— Problem statement —
Please copy the piece on learning to say no verbatim, everything from "I’ve never met" down to "every single time.".

— Text to read —
· · · · ·
“When you arrive at a certain level it’s very easy to say
yes: That is the moment to learn to say no
– Jose Carreras

I’ve never met a challenge I wasn’t tempted to tackle. I seem to have this perpetual need to prove myself that, frankly, sometimes borders on dysfunctional.

In my effort to get ahead, to grow my business, to resolve issues in my personal life – whatever it is that drives me at the moment – I take on too much. Which is a recipe for failure every single time.

Now, I’m all about failure as a means to learn valuable lessons and as the occasional (and natural) outcome of taking healthy risks. But making the same mistake over and over leads to the worst kind of failures – those that have nothing to impart but remorse.

In an effort to wrestle back control of my schedule and my priorities, I made a few significant decisions … and I’m feeling pretty good about them right now. I canceled two trips – one last weekend to a wedding in California and one next week to a conference in Washington, D.C. With the time I’ve cleared, I’m catching up on overdue projects, getting a handle on my spiraling personal life, and getting my feet back on the ground.

I’m finally learning that – sometimes – you have to say “Enough is enough.”
· · · · ·
Dataset entries:
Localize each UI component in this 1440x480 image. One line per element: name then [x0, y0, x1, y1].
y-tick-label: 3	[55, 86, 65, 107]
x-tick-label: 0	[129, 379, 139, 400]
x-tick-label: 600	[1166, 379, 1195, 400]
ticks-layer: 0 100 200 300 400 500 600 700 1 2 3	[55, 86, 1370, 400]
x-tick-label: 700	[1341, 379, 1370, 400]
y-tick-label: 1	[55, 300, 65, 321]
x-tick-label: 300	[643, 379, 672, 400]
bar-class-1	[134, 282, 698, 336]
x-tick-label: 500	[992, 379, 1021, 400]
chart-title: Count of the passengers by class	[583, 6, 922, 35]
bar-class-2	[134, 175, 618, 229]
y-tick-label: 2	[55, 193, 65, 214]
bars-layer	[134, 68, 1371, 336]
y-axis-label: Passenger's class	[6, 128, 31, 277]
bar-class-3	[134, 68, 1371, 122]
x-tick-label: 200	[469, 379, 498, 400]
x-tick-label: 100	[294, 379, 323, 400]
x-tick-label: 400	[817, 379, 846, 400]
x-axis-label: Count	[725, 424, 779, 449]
· · · · ·
— Task answer —
I’ve never met a challenge I wasn’t tempted to tackle. I seem to have this perpetual need to prove myself that, frankly, sometimes borders on dysfunctional.

In my effort to get ahead, to grow my business, to resolve issues in my personal life – whatever it is that drives me at the moment – I take on too much. Which is a recipe for failure every single time.